■ ТЕКСТ ДОКУМЕНТА:

■ ■ ■ ■ ■ ■ ■

Из воспоминаний Юрия Никулина: «Наконец съемку прекратили. Подходит ко мне Андрей Тарковский и говорит:
— Вы молодец! Вы так натурально кричали, а в глазах была такая настоящая боль. Просто молодец!
Я объяснил Тарковскому, почему так натурально кричал. Показал ему на свои ноги, а они все в пузырях от ожогов».
Кстати, об ожогах. Ожоги и язвы на теле Патрикея требовалось воспроизвести как можно натуральнее. Для этого кожу Юрия Владимировича покрыли специальным прозрачным составом, который быстро застывал. Эту застывшую пленку прорывали и в отверстия заливали раствор, имитирующий кровь. Гримировали более двух часов, смотреть на Никулина было страшно. После первого дня съемок, торопясь домой, он решил уехать со студии, не разгримировываясь. Приехал домой, разделся — а домашние чуть в обморок не упали!
Судьба картины «Андрей Рублев» сложилась очень трудно [76].

■ ■ ■ ■ ■ ■ ■

■ ДАННЫЕ:
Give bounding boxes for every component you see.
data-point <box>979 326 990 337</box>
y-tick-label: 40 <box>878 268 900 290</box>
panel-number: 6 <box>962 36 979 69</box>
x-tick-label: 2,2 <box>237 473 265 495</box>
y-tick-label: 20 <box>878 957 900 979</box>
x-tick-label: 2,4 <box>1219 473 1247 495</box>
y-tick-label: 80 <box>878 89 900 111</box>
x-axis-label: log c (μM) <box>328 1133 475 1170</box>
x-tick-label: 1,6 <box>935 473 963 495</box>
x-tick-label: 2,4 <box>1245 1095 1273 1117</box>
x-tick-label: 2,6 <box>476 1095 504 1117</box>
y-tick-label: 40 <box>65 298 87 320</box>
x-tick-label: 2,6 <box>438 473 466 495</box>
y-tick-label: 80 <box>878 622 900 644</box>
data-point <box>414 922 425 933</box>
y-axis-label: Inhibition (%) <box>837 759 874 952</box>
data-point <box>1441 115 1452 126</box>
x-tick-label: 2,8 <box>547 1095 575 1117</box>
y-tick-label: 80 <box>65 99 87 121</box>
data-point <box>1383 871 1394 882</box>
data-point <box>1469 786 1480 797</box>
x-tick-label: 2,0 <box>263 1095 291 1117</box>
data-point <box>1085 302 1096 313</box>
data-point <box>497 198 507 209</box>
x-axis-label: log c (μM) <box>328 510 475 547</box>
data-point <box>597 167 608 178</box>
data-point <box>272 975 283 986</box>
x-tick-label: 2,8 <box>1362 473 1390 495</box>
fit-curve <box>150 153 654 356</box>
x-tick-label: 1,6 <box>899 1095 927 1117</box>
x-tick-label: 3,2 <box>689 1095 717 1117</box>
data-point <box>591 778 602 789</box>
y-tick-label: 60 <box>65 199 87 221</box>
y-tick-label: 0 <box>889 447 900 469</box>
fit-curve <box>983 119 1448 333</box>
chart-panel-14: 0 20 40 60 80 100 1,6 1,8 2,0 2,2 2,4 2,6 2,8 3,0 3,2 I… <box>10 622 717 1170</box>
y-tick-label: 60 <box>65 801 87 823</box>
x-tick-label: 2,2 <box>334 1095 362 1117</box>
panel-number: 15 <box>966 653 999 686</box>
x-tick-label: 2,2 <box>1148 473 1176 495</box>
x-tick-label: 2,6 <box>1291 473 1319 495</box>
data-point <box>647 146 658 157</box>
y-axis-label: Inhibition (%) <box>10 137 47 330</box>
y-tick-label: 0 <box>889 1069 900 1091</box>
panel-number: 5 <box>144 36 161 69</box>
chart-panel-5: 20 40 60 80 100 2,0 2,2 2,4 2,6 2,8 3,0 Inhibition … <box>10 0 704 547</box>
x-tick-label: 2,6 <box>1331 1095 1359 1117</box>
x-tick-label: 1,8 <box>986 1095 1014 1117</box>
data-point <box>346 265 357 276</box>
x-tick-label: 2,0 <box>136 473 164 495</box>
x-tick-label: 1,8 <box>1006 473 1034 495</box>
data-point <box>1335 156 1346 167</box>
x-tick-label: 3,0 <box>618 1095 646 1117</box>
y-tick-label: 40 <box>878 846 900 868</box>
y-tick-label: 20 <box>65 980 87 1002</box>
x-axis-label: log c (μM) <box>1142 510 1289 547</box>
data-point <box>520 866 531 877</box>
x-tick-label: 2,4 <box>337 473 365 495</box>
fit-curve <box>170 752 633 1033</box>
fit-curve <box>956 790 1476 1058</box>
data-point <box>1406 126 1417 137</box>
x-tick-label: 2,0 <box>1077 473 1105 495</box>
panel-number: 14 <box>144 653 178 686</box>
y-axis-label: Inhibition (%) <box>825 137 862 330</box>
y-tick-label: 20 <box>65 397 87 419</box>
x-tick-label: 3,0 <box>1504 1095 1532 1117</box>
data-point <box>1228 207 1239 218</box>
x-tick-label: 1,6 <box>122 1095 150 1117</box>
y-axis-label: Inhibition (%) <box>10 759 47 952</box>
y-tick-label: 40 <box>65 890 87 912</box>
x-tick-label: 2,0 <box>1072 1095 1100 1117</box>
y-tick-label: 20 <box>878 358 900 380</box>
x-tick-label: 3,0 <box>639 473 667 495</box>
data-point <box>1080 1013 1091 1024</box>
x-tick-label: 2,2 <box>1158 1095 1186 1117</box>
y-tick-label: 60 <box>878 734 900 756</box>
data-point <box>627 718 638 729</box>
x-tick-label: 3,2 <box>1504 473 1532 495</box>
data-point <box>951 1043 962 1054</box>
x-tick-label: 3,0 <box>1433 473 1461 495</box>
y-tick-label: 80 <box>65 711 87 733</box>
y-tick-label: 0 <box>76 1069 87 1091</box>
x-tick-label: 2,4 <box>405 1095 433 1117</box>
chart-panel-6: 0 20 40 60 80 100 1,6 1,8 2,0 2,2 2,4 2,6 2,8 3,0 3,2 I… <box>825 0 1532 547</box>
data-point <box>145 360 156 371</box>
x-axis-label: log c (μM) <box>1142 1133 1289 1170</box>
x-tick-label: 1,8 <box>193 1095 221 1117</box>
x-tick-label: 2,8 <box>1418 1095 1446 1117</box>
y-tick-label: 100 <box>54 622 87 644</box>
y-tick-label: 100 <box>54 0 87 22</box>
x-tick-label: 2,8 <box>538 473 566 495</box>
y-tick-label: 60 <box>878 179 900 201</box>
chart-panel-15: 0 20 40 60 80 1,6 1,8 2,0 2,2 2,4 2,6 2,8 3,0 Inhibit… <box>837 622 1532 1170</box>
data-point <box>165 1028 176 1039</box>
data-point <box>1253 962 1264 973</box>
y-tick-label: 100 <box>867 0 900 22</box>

■ ■ ■ ■ ■ ■ ■

■ ЗАДАНИЯ:
• 1. Ответьте по отрывку о съемках Юрия Никулина в фильме «Андрей Рублев»:
(а) Что Никулин показал Тарковскому, объясняя, почему так натурально кричал?
(б) Сколько времени длился грим?
(в) Чем покрывали кожу Юрия Владимировича, чтобы изобразить ожоги и язвы?
• 2. Перескажите отрывок о съемках Никулина в «Андрее Рублеве» в двух предложениях.
• 3. Допишите продолжение отрывка о съемках Никулина в «Андрее Рублеве» после его последнего предложения.

■ ОТВЕТЫ НИЖЕ:
• 1.
(а) Свои ноги, все в пузырях от ожогов.
(б) Более двух часов.
(в) Специальным прозрачным составом, который быстро застывал.

• 2. Тарковский похвалил Никулина за натуральный крик и настоящую боль в глазах, а тот показал ему свои ноги в пузырях от ожогов. Ожоги и язвы Патрикея имитировали застывающим прозрачным составом и раствором, похожим на кровь, и когда Никулин однажды приехал домой в гриме, домашние чуть не упали в обморок.

• 3.
Первая премьера состоялась в Центральном доме кино в 1966 году, произвела ошеломляющее впечатление, и после нее фильм был практически запрещен. Запретили его не потому, что в нем увидели что-то антисоветское или антирусское — вовсе нет. фильм был неприятен с точки зрения фактуры, в нем не было привычного киноглянца. И еще он был не очень понятен, а всё непонятное неизменно страшит. Ну, что это такое: какой-то размытый сюжет, неясно, о чем идет речь, где последовательность в развитии фабулы, сюжетной линии, где вообще эта сюжетная линия? Тарковского упрекали за недостаток оптимизма, недостаток гуманизма, недостаточный показ сопротивления татарскому игу, за избыток жестокости и избыток наготы, за сложность формы. Многим фильм показался слишком длинным. Рассказывали, что Брежнев, посмотрев картину Тарковского минут пять — семь, сказал: «Скучища какая» — и ушел играть в бильярд.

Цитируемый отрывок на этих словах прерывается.